(Problem statement) Reproduce the entries in full, with no changes.

(Raw records)
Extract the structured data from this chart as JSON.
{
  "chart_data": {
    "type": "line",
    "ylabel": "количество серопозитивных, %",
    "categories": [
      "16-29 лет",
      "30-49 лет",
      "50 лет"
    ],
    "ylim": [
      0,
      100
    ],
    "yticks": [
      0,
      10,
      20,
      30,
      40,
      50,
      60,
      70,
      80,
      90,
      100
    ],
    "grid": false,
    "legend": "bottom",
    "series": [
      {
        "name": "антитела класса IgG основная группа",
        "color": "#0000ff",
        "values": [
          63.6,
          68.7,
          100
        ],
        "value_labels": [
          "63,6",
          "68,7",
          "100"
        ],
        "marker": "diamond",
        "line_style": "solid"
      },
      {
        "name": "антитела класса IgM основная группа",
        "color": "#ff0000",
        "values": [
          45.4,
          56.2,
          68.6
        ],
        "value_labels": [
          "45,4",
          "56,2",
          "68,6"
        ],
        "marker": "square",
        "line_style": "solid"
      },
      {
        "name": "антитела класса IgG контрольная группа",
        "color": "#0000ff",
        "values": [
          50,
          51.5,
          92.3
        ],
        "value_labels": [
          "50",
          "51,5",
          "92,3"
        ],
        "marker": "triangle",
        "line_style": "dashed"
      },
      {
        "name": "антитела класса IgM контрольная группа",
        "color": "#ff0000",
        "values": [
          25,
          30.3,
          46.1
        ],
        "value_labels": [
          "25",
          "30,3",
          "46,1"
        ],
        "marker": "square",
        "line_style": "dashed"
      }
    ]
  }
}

(Reply to the task)
Extract the structured data from this chart as JSON.
{
  "chart_data": {
    "type": "line",
    "ylabel": "количество серопозитивных, %",
    "categories": [
      "16-29 лет",
      "30-49 лет",
      "50 лет"
    ],
    "ylim": [
      0,
      100
    ],
    "yticks": [
      0,
      10,
      20,
      30,
      40,
      50,
      60,
      70,
      80,
      90,
      100
    ],
    "grid": false,
    "legend": "bottom",
    "series": [
      {
        "name": "антитела класса IgG основная группа",
        "color": "#0000ff",
        "values": [
          63.6,
          68.7,
          100
        ],
        "value_labels": [
          "63,6",
          "68,7",
          "100"
        ],
        "marker": "diamond",
        "line_style": "solid"
      },
      {
        "name": "антитела класса IgM основная группа",
        "color": "#ff0000",
        "values": [
          45.4,
          56.2,
          68.6
        ],
        "value_labels": [
          "45,4",
          "56,2",
          "68,6"
        ],
        "marker": "square",
        "line_style": "solid"
      },
      {
        "name": "антитела класса IgG контрольная группа",
        "color": "#0000ff",
        "values": [
          50,
          51.5,
          92.3
        ],
        "value_labels": [
          "50",
          "51,5",
          "92,3"
        ],
        "marker": "triangle",
        "line_style": "dashed"
      },
      {
        "name": "антитела класса IgM контрольная группа",
        "color": "#ff0000",
        "values": [
          25,
          30.3,
          46.1
        ],
        "value_labels": [
          "25",
          "30,3",
          "46,1"
        ],
        "marker": "square",
        "line_style": "dashed"
      }
    ]
  }
}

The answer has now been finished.